**INSTRUCTION**. Rewrite the stretch from the line containing "Patent image size: (1403, 564)." through the line containing "The flip-flop 965 is at (305, 243)." with "resynchronized" replaced by "realigned", leaving everything else the same.

☆ ☆ ☆ ☆ ☆

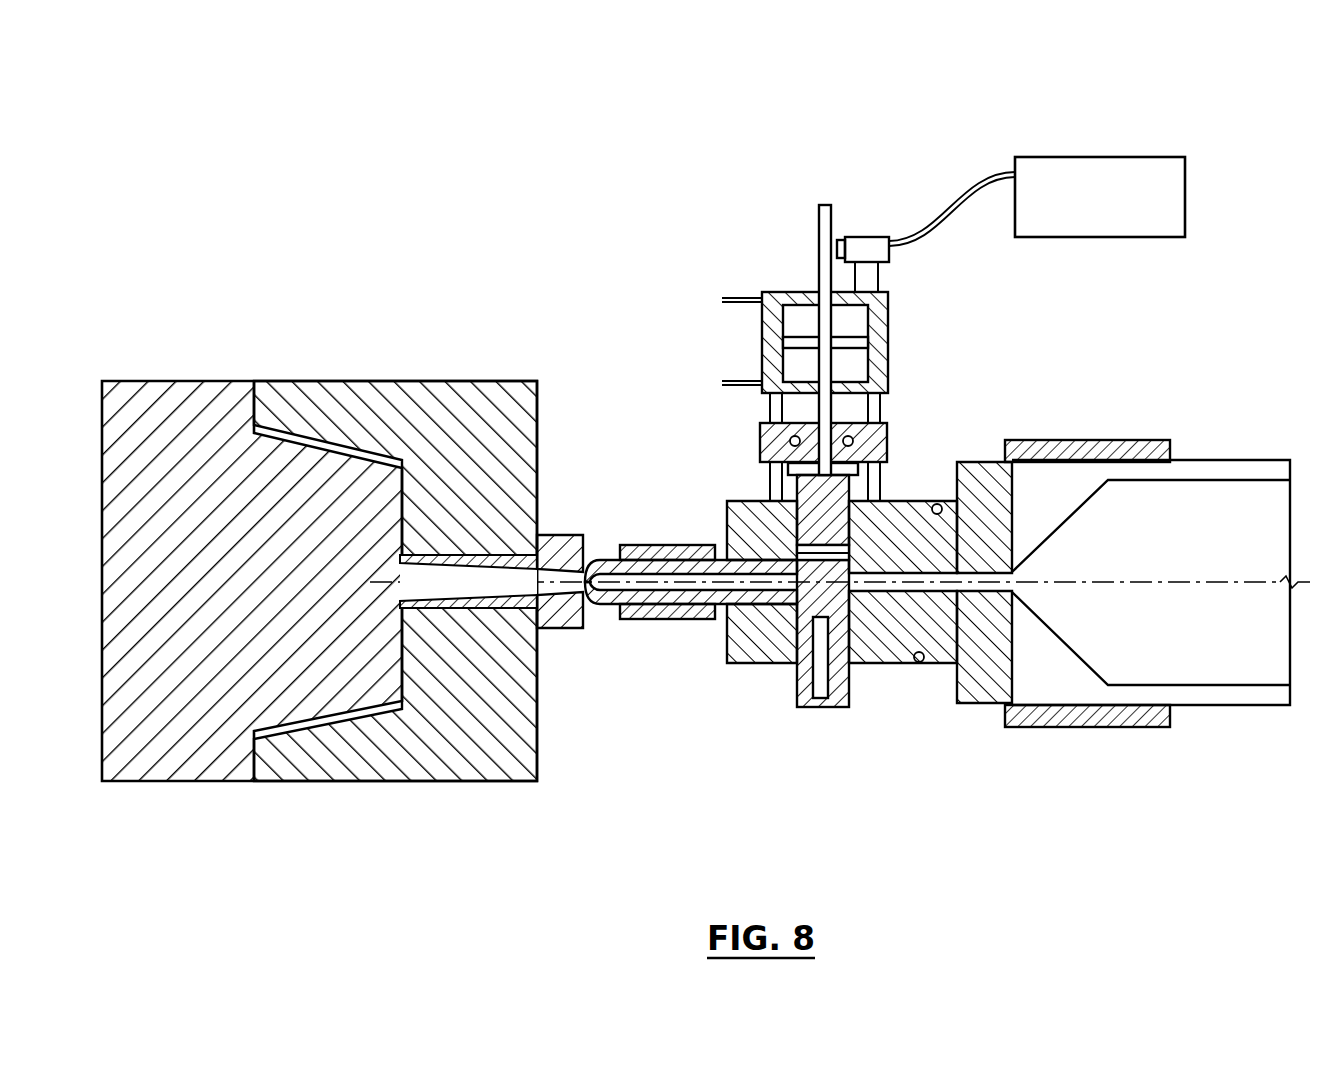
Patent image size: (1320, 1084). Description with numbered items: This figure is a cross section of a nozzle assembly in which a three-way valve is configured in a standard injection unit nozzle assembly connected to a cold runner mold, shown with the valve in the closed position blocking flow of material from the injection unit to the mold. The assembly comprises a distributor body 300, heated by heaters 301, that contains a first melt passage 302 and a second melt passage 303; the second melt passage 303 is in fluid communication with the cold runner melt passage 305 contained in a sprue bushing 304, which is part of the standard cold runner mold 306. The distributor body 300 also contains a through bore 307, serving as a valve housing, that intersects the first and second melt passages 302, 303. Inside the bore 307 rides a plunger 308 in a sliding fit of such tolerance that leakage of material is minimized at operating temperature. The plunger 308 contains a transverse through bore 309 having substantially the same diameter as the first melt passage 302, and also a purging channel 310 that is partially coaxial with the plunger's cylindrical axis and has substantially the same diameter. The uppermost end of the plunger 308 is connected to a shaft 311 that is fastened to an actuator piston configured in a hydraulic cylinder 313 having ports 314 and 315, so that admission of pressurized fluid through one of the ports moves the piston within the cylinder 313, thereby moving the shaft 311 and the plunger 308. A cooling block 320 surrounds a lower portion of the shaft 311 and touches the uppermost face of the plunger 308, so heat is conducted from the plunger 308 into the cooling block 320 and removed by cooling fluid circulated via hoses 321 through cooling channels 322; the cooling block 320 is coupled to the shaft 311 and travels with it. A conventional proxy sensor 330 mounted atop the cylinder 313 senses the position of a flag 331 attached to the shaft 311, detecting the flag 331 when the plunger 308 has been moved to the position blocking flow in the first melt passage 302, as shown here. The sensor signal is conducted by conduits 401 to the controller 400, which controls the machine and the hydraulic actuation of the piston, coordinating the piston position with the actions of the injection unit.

The distributor body 300 is at (728, 652).
The heaters 301 is at (637, 620).
The first melt passage 302 is at (977, 592).
The second melt passage 303 is at (633, 583).
The sprue bushing 304 is at (572, 544).
The cold runner melt passage 305 is at (427, 572).
The cold runner mold 306 is at (320, 347).
The through bore 307 is at (852, 523).
The plunger 308 is at (796, 628).
The transverse through bore 309 is at (832, 556).
The purging channel 310 is at (804, 644).
The shaft 311 is at (819, 222).
The hydraulic cylinder 313 is at (877, 315).
The port 314 is at (745, 298).
The port 315 is at (745, 381).
The cooling block 320 is at (877, 425).
The hoses 321 is at (888, 437).
The cooling channels 322 is at (792, 440).
The proxy sensor 330 is at (877, 237).
The flag 331 is at (838, 238).
The controller 400 is at (1125, 178).
The conduits 401 is at (965, 195).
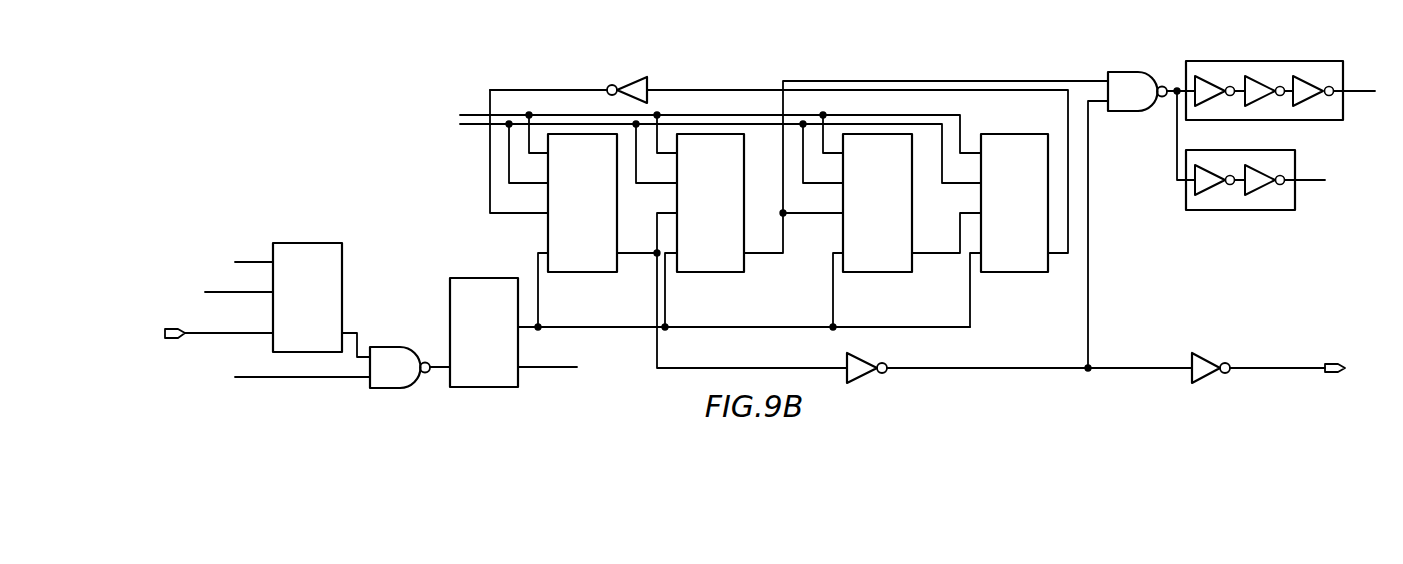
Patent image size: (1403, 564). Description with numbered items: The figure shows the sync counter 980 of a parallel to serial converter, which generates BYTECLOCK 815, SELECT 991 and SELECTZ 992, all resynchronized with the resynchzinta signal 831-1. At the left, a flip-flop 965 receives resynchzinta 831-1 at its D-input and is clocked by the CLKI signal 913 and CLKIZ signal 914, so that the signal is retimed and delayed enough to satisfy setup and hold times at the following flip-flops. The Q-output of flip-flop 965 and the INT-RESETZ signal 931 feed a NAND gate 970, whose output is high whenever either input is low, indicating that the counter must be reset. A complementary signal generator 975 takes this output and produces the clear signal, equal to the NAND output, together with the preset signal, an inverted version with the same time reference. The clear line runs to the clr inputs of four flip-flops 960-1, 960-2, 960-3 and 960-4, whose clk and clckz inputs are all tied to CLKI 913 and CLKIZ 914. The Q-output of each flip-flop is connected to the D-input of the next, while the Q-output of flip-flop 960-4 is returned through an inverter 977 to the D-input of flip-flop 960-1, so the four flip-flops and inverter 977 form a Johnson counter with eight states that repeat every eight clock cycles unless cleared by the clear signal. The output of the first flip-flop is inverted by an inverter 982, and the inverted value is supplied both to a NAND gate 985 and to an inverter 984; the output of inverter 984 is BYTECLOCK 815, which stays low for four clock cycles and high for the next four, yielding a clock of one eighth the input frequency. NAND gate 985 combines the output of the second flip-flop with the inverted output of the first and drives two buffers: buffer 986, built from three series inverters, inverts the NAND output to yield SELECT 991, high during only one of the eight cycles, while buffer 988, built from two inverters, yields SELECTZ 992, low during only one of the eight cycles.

The sync counter 980 is at (340, 160).
The flip-flop 965 is at (305, 243).
The CLKI signal 913 is at (252, 262).
The CLKIZ signal 914 is at (225, 291).
The resynchzinta signal 831-1 is at (213, 335).
The INT-RESETZ signal 931 is at (253, 379).
The NAND gate 970 is at (393, 347).
The complementary signal generator 975 is at (485, 388).
The flip-flop 960-1 is at (582, 273).
The flip-flop 960-2 is at (710, 273).
The flip-flop 960-3 is at (876, 273).
The flip-flop 960-4 is at (1010, 273).
The inverter 977 is at (628, 78).
The inverter 982 is at (862, 378).
The inverter 984 is at (1205, 380).
The NAND gate 985 is at (1122, 72).
The buffer 986 is at (1277, 58).
The buffer 988 is at (1249, 216).
The SELECT signal 991 is at (1358, 90).
The SELECTZ signal 992 is at (1308, 182).
The BYTECLOCK signal 815 is at (1278, 372).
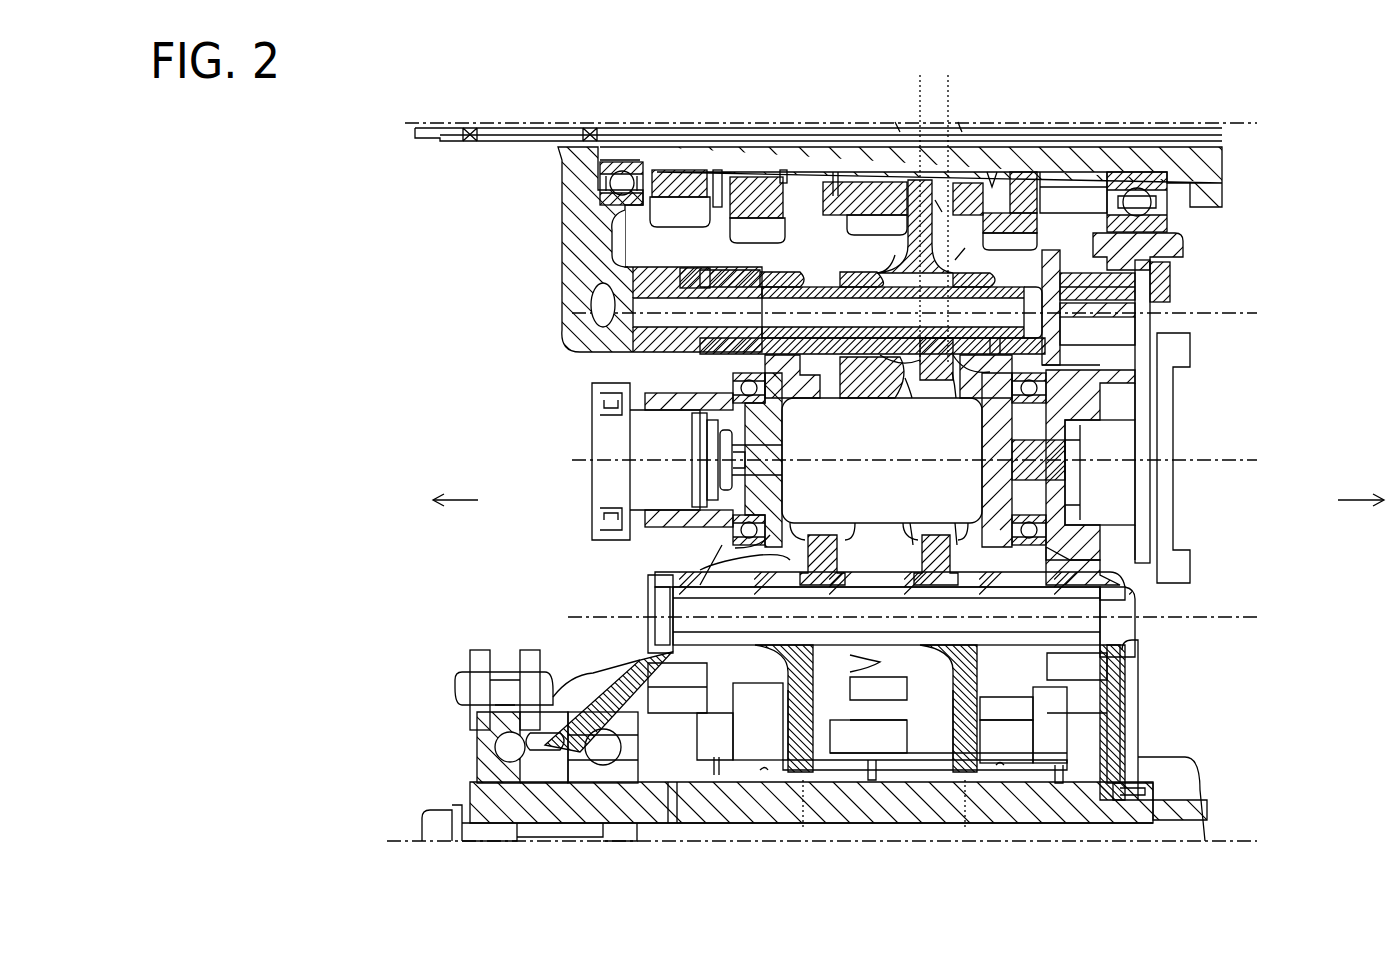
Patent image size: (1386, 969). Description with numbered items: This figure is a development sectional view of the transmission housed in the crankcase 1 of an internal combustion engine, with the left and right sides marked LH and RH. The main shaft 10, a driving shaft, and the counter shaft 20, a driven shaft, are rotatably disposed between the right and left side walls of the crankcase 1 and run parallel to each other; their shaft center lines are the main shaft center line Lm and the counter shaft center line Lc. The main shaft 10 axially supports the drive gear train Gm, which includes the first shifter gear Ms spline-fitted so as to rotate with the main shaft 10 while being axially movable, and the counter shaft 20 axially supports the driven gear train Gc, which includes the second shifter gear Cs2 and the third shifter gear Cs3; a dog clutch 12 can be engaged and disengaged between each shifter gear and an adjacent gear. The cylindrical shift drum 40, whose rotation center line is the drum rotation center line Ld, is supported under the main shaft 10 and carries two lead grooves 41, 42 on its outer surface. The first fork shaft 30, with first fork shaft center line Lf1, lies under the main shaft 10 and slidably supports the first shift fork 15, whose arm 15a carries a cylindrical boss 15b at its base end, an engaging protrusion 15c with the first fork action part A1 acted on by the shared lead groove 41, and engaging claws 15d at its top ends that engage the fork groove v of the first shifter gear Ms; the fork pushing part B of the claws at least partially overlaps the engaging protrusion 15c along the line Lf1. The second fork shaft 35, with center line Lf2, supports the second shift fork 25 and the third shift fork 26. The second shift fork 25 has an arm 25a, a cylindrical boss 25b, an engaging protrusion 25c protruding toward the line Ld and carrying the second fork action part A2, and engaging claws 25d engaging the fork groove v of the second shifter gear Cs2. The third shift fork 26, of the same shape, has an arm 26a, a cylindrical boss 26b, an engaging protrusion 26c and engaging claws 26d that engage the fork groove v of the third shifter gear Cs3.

The crankcase 1 is at (1125, 695).
The main shaft 10 is at (1017, 163).
The dog clutch 12 is at (833, 195).
The first shift fork 15 is at (905, 238).
The arm 15a is at (905, 272).
The cylindrical boss 15b is at (838, 375).
The engaging protrusion 15c is at (925, 372).
The engaging claw 15d is at (923, 211).
The counter shaft 20 is at (847, 807).
The second shift fork 25 is at (995, 690).
The arm 25a is at (982, 688).
The cylindrical boss 25b is at (1060, 572).
The engaging protrusion 25c is at (938, 545).
The engaging claw 25d is at (965, 835).
The third shift fork 26 is at (765, 662).
The arm 26a is at (790, 690).
The cylindrical boss 26b is at (868, 662).
The engaging protrusion 26c is at (822, 545).
The engaging claw 26d is at (803, 835).
The first fork shaft 30 is at (818, 288).
The second fork shaft 35 is at (886, 587).
The shift drum 40 is at (762, 550).
The lead groove 41 is at (955, 360).
The lead groove 42 is at (825, 365).
The first fork action part A1 is at (905, 380).
The second fork action part A2 is at (913, 540).
The fork pushing part B is at (895, 128).
The second shifter gear Cs2 is at (1000, 765).
The third shifter gear Cs3 is at (763, 770).
The driven gear train Gc is at (720, 668).
The drive gear train Gm is at (685, 238).
The counter shaft center line Lc is at (838, 841).
The drum rotation center line Ld is at (931, 460).
The first fork shaft center line Lf1 is at (934, 313).
The second fork shaft center line Lf2 is at (932, 617).
The main shaft center line Lm is at (851, 124).
The first shifter gear Ms is at (850, 165).
The fork groove v is at (940, 210).
The left-hand direction LH is at (455, 514).
The right-hand direction RH is at (1361, 514).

☆ ☆ ☆ ☆ ☆

**EXERCISE RESPONSE**.
Patent image size: (1403, 564). Description with numbered items: The figure shows the sync counter 980 of a parallel to serial converter, which generates BYTECLOCK 815, SELECT 991 and SELECTZ 992, all realigned with the resynchzinta signal 831-1. At the left, a flip-flop 965 receives resynchzinta 831-1 at its D-input and is clocked by the CLKI signal 913 and CLKIZ signal 914, so that the signal is retimed and delayed enough to satisfy setup and hold times at the following flip-flops. The Q-output of flip-flop 965 and the INT-RESETZ signal 931 feed a NAND gate 970, whose output is high whenever either input is low, indicating that the counter must be reset. A complementary signal generator 975 takes this output and produces the clear signal, equal to the NAND output, together with the preset signal, an inverted version with the same time reference. The clear line runs to the clr inputs of four flip-flops 960-1, 960-2, 960-3 and 960-4, whose clk and clckz inputs are all tied to CLKI 913 and CLKIZ 914. The Q-output of each flip-flop is connected to the D-input of the next, while the Q-output of flip-flop 960-4 is returned through an inverter 977 to the D-input of flip-flop 960-1, so the four flip-flops and inverter 977 form a Johnson counter with eight states that repeat every eight clock cycles unless cleared by the clear signal. The output of the first flip-flop is inverted by an inverter 982, and the inverted value is supplied both to a NAND gate 985 and to an inverter 984; the output of inverter 984 is BYTECLOCK 815, which stays low for four clock cycles and high for the next four, yielding a clock of one eighth the input frequency. NAND gate 985 combines the output of the second flip-flop with the inverted output of the first and drives two buffers: buffer 986, built from three series inverters, inverts the NAND output to yield SELECT 991, high during only one of the eight cycles, while buffer 988, built from two inverters, yields SELECTZ 992, low during only one of the eight cycles.

The sync counter 980 is at (340, 160).
The flip-flop 965 is at (305, 243).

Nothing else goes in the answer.